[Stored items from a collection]
-------------------------

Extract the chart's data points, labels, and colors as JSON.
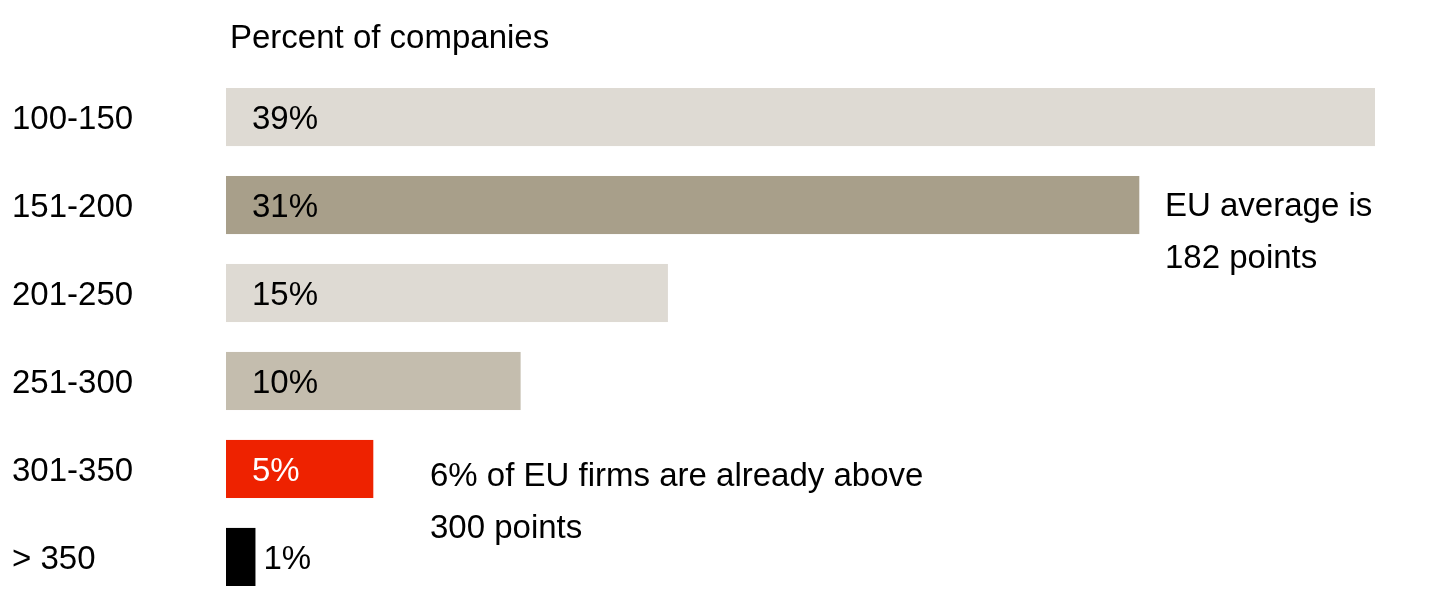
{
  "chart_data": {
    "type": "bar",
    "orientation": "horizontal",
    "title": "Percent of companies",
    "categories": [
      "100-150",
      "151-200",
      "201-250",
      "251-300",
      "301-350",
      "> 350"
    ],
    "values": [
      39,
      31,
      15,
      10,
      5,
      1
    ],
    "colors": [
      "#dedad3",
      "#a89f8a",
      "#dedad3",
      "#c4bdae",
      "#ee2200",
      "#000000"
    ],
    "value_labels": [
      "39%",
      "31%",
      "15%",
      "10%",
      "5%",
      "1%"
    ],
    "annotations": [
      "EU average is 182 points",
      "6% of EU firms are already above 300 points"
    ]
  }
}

-------------------------

### JOB
Without the pictures, return the entries exactly as they appear.

### RESPONSE
Extract the chart's data points, labels, and colors as JSON.
{
  "chart_data": {
    "type": "bar",
    "orientation": "horizontal",
    "title": "Percent of companies",
    "categories": [
      "100-150",
      "151-200",
      "201-250",
      "251-300",
      "301-350",
      "> 350"
    ],
    "values": [
      39,
      31,
      15,
      10,
      5,
      1
    ],
    "colors": [
      "#dedad3",
      "#a89f8a",
      "#dedad3",
      "#c4bdae",
      "#ee2200",
      "#000000"
    ],
    "value_labels": [
      "39%",
      "31%",
      "15%",
      "10%",
      "5%",
      "1%"
    ],
    "annotations": [
      "EU average is 182 points",
      "6% of EU firms are already above 300 points"
    ]
  }
}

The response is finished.